_INPUT:_
— START —
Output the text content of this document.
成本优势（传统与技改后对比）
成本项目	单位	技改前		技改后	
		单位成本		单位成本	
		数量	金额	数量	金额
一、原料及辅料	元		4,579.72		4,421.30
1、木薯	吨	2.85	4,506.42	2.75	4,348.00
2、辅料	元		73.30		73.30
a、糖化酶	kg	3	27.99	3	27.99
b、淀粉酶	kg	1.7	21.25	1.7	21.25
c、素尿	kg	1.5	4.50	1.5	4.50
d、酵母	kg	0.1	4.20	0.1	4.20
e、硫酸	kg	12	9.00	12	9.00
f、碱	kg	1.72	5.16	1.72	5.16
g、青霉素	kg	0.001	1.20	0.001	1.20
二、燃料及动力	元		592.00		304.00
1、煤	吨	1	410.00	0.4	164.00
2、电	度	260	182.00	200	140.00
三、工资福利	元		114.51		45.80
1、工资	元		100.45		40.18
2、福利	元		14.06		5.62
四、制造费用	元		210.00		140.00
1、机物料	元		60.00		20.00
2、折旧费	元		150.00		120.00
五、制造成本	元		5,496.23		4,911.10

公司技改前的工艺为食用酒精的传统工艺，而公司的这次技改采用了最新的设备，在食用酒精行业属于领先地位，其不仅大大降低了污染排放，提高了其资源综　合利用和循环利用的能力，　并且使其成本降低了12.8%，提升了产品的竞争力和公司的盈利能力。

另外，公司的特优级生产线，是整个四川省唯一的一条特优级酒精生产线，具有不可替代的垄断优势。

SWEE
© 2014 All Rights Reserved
— END —
_WHAT IS REQUIRED:_ Reproduce the data shown above exactly.

_OUTPUT OF THE TASK:_
Output the text content of this document.
成本优势（传统与技改后对比）
成本项目	单位	技改前		技改后	
		单位成本		单位成本	
		数量	金额	数量	金额
一、原料及辅料	元		4,579.72		4,421.30
1、木薯	吨	2.85	4,506.42	2.75	4,348.00
2、辅料	元		73.30		73.30
a、糖化酶	kg	3	27.99	3	27.99
b、淀粉酶	kg	1.7	21.25	1.7	21.25
c、素尿	kg	1.5	4.50	1.5	4.50
d、酵母	kg	0.1	4.20	0.1	4.20
e、硫酸	kg	12	9.00	12	9.00
f、碱	kg	1.72	5.16	1.72	5.16
g、青霉素	kg	0.001	1.20	0.001	1.20
二、燃料及动力	元		592.00		304.00
1、煤	吨	1	410.00	0.4	164.00
2、电	度	260	182.00	200	140.00
三、工资福利	元		114.51		45.80
1、工资	元		100.45		40.18
2、福利	元		14.06		5.62
四、制造费用	元		210.00		140.00
1、机物料	元		60.00		20.00
2、折旧费	元		150.00		120.00
五、制造成本	元		5,496.23		4,911.10

公司技改前的工艺为食用酒精的传统工艺，而公司的这次技改采用了最新的设备，在食用酒精行业属于领先地位，其不仅大大降低了污染排放，提高了其资源综　合利用和循环利用的能力，　并且使其成本降低了12.8%，提升了产品的竞争力和公司的盈利能力。

另外，公司的特优级生产线，是整个四川省唯一的一条特优级酒精生产线，具有不可替代的垄断优势。

SWEE
© 2014 All Rights Reserved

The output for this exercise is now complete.